> Data rows
* * * * * * * * *

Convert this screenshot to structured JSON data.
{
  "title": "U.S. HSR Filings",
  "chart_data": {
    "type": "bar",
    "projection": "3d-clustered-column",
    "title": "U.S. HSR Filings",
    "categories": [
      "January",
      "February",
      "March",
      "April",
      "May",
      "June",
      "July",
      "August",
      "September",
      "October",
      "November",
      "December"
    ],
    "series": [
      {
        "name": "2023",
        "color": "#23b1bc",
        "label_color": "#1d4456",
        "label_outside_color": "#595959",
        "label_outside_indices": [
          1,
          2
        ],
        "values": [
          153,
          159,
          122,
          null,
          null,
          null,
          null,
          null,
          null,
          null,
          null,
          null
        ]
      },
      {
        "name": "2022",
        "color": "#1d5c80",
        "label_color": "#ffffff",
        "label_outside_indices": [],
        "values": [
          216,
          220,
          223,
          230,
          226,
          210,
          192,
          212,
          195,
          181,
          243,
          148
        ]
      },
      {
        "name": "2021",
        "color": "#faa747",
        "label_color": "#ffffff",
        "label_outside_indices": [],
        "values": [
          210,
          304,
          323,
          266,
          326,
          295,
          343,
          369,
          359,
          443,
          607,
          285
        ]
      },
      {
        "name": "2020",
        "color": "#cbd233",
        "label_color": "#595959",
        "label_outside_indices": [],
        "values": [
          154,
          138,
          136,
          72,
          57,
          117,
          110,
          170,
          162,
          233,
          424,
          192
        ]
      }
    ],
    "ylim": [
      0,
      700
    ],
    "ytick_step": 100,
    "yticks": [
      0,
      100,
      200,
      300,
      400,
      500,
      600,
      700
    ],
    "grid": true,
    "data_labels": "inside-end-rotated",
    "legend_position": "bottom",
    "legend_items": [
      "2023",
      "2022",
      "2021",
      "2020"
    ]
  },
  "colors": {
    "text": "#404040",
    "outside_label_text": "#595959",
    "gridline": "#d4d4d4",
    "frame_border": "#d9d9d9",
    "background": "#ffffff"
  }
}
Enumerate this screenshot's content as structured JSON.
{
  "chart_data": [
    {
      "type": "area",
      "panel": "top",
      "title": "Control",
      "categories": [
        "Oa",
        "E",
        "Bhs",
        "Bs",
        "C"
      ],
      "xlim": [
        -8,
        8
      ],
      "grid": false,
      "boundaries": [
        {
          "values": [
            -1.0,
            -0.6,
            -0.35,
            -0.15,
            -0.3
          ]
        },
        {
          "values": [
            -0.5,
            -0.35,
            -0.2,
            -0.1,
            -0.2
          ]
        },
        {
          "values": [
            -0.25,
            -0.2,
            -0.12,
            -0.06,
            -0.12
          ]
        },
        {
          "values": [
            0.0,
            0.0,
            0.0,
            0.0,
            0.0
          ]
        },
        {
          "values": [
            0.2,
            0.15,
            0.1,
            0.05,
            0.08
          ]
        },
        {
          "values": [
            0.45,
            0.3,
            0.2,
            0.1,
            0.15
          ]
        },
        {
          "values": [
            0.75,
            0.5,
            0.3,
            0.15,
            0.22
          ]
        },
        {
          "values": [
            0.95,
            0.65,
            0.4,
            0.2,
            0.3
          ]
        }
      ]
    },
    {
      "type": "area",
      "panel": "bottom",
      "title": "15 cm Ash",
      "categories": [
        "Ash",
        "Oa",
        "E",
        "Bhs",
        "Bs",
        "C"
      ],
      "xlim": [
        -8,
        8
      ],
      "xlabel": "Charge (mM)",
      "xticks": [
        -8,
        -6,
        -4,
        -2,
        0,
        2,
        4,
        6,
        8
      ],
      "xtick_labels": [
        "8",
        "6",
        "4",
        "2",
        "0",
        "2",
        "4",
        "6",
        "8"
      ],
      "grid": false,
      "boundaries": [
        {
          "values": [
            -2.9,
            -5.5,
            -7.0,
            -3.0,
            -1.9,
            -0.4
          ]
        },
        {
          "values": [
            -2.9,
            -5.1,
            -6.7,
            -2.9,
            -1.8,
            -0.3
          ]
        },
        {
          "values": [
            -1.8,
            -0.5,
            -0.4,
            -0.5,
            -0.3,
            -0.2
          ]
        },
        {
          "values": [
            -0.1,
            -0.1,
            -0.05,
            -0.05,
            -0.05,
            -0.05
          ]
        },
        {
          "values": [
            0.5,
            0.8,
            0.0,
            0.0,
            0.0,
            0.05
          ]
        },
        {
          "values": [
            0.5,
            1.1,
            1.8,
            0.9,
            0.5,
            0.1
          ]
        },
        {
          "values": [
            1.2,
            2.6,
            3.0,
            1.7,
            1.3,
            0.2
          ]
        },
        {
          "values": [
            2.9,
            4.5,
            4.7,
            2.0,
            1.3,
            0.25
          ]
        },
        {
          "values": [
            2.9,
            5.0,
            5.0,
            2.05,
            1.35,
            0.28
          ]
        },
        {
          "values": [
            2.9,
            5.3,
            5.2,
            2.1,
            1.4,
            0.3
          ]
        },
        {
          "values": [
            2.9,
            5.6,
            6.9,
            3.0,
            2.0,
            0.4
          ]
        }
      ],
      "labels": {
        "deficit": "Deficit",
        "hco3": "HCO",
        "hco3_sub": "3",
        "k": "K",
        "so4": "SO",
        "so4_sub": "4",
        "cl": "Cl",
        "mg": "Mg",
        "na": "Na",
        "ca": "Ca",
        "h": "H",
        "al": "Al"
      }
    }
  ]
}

* * * * * * * * *

> Problem details
Above are the records. Identify each line that contains the word "bottom".

> The completed task
    "legend_position": "bottom",
      "panel": "bottom",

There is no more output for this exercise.